* Written request *
Copy every line of the following data that includes the string "ozima".

* Excerpted records *
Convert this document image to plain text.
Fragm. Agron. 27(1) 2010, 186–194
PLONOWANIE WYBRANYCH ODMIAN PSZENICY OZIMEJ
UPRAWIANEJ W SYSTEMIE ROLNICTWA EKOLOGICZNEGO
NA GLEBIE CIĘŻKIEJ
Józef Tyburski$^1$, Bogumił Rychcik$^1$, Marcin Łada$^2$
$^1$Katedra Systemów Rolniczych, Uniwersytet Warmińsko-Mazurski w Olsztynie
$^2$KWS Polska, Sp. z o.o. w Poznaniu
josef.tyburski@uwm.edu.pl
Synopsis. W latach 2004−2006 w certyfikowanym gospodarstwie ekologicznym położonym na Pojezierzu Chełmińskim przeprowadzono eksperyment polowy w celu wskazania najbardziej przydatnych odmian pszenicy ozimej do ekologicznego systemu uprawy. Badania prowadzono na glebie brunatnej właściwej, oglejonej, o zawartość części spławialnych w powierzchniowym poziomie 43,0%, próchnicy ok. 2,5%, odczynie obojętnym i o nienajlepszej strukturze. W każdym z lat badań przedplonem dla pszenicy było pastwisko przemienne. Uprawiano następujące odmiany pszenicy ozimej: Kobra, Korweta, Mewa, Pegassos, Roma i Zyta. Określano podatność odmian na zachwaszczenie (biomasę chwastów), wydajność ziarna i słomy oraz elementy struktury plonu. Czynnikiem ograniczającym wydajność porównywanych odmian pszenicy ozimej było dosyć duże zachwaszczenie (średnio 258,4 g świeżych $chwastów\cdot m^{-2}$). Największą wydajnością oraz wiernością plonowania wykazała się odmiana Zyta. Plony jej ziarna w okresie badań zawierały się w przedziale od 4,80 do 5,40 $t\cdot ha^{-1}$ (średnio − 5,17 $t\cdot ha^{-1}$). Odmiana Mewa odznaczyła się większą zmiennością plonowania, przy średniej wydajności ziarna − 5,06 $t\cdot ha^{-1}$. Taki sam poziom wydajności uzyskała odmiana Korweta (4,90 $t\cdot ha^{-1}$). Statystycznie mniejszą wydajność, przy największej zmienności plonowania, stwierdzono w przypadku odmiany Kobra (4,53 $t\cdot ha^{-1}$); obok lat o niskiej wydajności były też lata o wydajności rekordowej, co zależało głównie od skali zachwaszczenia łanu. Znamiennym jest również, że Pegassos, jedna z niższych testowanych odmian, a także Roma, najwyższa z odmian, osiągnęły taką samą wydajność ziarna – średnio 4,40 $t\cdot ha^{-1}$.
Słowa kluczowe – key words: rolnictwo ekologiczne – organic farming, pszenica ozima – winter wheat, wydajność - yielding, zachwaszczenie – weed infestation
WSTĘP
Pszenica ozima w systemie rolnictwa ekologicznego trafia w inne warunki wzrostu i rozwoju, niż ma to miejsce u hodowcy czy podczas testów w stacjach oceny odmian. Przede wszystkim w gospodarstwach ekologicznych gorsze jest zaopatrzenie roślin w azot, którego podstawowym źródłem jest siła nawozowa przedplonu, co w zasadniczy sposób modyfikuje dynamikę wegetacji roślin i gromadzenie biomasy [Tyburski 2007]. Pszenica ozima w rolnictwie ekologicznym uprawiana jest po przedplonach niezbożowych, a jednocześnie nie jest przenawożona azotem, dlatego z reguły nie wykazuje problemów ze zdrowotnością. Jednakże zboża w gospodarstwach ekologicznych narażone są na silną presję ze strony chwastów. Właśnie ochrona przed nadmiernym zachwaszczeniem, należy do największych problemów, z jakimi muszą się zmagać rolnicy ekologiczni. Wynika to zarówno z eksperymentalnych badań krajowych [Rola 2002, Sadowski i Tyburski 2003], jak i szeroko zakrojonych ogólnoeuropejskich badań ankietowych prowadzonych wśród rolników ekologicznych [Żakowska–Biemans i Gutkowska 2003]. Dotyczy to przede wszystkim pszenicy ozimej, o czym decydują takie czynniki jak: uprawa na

* Answer to the problem *
Słowa kluczowe – key words: rolnictwo ekologiczne – organic farming, pszenica ozima – winter wheat, wydajność - yielding, zachwaszczenie – weed infestation
Pszenica ozima w systemie rolnictwa ekologicznego trafia w inne warunki wzrostu i rozwoju, niż ma to miejsce u hodowcy czy podczas testów w stacjach oceny odmian. Przede wszystkim w gospodarstwach ekologicznych gorsze jest zaopatrzenie roślin w azot, którego podstawowym źródłem jest siła nawozowa przedplonu, co w zasadniczy sposób modyfikuje dynamikę wegetacji roślin i gromadzenie biomasy [Tyburski 2007]. Pszenica ozima w rolnictwie ekologicznym uprawiana jest po przedplonach niezbożowych, a jednocześnie nie jest przenawożona azotem, dlatego z reguły nie wykazuje problemów ze zdrowotnością. Jednakże zboża w gospodarstwach ekologicznych narażone są na silną presję ze strony chwastów. Właśnie ochrona przed nadmiernym zachwaszczeniem, należy do największych problemów, z jakimi muszą się zmagać rolnicy ekologiczni. Wynika to zarówno z eksperymentalnych badań krajowych [Rola 2002, Sadowski i Tyburski 2003], jak i szeroko zakrojonych ogólnoeuropejskich badań ankietowych prowadzonych wśród rolników ekologicznych [Żakowska–Biemans i Gutkowska 2003]. Dotyczy to przede wszystkim pszenicy ozimej, o czym decydują takie czynniki jak: uprawa na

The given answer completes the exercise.